### [WRITTEN EXERCISE]
Find the word "Pradesh" in the material below and gather every line that contains it.
◇ ◇ ◇ ◇ ◇
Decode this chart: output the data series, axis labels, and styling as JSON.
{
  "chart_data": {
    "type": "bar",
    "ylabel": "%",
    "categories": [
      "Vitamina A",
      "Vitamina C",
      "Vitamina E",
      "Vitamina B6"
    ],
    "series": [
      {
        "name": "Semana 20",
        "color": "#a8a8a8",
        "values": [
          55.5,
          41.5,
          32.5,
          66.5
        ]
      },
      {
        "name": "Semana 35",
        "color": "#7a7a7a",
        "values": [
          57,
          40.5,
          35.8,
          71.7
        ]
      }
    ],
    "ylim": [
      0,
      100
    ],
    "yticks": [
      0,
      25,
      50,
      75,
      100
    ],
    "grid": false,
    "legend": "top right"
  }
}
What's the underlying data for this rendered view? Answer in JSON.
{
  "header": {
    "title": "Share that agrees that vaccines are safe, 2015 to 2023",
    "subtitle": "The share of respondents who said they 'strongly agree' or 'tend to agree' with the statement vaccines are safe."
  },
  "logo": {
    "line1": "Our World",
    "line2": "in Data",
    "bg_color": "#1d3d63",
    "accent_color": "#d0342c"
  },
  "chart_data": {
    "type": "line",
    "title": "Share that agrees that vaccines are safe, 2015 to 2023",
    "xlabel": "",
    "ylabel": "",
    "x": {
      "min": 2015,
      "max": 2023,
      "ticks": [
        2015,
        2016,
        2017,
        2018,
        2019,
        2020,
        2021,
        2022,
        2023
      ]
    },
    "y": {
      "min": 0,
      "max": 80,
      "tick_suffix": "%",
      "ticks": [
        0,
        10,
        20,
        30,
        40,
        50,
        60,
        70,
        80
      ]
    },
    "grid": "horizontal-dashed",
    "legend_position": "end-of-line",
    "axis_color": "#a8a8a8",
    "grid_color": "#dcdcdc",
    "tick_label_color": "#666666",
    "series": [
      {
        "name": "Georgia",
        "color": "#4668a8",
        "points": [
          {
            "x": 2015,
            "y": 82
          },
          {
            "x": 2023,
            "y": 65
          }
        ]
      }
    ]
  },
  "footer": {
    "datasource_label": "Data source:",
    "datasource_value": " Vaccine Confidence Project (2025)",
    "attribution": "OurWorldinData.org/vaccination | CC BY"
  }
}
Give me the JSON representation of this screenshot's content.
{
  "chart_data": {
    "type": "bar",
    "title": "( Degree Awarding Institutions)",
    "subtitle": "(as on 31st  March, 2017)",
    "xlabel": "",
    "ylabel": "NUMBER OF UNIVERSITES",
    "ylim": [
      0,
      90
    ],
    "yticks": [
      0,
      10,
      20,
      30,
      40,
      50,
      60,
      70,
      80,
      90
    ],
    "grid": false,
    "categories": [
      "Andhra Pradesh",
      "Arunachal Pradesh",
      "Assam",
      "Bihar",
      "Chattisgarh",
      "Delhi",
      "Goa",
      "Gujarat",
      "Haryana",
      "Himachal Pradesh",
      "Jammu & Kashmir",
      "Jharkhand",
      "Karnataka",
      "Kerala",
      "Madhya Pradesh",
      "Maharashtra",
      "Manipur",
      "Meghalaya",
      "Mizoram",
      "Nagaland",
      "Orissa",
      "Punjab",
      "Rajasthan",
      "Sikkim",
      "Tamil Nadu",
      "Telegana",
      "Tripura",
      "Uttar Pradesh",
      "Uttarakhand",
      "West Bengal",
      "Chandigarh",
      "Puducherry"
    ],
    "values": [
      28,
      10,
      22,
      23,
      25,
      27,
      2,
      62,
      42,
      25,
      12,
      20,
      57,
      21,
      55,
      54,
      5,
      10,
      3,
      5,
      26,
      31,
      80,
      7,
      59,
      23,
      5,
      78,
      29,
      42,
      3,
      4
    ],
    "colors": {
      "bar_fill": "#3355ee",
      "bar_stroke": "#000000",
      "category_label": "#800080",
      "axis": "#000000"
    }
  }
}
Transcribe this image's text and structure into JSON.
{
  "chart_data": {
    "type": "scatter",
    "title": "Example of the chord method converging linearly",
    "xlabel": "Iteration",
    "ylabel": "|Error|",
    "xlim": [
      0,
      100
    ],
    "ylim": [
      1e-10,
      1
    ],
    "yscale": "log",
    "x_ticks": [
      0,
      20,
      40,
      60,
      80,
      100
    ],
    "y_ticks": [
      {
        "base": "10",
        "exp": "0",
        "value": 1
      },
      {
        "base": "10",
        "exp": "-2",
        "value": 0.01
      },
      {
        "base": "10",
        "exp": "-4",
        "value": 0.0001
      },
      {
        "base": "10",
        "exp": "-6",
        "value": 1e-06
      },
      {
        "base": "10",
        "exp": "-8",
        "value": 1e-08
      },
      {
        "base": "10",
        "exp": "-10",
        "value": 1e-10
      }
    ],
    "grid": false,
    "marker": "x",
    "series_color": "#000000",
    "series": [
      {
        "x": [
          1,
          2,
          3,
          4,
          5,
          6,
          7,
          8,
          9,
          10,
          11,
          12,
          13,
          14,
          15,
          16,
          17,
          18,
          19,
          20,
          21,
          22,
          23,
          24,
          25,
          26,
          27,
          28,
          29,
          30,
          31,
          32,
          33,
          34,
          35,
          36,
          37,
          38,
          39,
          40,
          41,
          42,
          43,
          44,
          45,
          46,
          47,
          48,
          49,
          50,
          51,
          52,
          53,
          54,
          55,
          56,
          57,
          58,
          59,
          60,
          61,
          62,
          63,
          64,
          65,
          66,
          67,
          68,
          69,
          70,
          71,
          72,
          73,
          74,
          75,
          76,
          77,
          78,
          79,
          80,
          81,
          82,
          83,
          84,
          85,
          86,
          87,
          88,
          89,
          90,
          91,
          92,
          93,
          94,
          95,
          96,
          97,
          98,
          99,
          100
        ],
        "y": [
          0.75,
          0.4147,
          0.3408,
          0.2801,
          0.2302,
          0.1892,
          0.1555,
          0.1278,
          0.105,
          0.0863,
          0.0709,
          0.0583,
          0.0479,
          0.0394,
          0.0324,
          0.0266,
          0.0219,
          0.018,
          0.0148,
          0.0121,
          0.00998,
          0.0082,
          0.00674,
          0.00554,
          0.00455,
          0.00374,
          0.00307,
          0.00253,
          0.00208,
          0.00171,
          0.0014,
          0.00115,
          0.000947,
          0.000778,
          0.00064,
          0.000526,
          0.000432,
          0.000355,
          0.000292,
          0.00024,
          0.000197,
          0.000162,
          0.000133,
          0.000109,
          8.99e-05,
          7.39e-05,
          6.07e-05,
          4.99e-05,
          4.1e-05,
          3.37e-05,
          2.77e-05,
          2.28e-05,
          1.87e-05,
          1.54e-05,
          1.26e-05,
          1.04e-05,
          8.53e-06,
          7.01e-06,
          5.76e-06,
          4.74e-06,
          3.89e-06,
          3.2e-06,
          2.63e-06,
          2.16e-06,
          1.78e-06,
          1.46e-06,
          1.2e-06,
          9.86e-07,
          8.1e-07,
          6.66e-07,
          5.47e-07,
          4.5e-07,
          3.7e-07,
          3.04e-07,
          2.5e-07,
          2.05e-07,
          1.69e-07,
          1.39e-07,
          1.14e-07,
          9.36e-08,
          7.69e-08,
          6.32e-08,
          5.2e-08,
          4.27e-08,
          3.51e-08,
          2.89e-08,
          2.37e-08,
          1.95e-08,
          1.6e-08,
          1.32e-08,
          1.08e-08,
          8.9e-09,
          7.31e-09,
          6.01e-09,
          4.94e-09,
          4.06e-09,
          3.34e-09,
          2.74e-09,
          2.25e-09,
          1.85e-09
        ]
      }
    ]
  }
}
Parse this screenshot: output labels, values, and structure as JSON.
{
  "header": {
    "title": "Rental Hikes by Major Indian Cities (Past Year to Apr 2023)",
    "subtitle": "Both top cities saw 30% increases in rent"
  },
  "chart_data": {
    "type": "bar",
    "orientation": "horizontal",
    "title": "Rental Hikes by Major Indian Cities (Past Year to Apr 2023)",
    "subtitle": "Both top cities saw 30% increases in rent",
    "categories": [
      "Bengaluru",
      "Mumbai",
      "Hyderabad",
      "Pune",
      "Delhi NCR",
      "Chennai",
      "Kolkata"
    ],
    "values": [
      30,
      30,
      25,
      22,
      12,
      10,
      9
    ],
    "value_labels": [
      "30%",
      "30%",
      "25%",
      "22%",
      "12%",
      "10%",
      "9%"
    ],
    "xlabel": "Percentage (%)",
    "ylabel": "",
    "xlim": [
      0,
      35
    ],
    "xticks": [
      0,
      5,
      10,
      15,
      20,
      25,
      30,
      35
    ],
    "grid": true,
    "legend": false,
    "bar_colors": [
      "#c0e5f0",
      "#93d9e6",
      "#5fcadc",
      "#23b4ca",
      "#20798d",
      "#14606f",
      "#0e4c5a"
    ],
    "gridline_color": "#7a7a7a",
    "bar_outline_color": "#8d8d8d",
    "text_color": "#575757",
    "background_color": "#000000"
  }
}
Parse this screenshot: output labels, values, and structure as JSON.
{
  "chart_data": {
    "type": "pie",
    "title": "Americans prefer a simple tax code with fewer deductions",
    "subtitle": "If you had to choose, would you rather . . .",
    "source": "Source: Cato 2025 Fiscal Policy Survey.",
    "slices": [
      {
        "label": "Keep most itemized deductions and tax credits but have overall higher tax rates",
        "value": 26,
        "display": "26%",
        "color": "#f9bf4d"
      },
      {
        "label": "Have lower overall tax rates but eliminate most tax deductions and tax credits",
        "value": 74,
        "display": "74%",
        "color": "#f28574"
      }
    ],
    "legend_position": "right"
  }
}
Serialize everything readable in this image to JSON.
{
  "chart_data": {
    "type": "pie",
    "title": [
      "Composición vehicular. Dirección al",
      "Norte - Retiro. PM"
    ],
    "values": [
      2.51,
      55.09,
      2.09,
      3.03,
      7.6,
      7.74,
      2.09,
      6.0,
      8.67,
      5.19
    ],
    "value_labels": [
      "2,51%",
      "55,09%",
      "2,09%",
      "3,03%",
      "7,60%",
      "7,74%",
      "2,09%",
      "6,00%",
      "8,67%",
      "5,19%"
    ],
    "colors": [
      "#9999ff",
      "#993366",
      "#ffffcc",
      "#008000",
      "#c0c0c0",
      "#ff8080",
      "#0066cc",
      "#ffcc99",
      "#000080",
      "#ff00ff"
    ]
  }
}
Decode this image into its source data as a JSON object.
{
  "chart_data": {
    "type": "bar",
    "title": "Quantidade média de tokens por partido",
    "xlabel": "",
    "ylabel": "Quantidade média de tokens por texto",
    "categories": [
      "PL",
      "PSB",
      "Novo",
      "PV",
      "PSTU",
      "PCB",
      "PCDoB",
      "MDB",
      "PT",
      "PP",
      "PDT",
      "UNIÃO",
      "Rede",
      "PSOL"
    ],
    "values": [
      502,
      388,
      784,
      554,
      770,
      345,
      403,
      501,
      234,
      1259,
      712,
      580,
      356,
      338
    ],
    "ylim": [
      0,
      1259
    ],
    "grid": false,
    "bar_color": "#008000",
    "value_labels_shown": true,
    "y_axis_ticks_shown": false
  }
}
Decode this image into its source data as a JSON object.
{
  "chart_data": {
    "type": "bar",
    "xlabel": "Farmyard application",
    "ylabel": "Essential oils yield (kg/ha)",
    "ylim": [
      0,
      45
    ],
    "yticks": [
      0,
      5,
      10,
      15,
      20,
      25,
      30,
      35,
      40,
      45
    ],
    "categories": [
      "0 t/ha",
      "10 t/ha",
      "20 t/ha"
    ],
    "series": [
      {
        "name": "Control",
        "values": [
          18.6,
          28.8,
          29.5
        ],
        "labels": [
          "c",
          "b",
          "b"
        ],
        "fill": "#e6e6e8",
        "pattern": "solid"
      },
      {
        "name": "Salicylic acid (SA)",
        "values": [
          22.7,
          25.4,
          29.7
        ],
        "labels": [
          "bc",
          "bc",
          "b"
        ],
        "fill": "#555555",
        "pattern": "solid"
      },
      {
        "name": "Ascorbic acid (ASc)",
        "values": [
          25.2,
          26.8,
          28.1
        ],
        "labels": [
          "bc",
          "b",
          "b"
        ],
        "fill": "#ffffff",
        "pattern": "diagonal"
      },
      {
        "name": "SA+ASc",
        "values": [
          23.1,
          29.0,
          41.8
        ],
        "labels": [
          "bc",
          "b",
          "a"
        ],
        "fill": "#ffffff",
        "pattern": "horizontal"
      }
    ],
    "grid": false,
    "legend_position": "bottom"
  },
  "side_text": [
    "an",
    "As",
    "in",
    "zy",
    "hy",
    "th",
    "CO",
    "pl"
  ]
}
◇ ◇ ◇ ◇ ◇
### [REPLY TO THE TASK]
      "Andhra Pradesh",
      "Arunachal Pradesh",
      "Himachal Pradesh",
      "Madhya Pradesh",
      "Uttar Pradesh",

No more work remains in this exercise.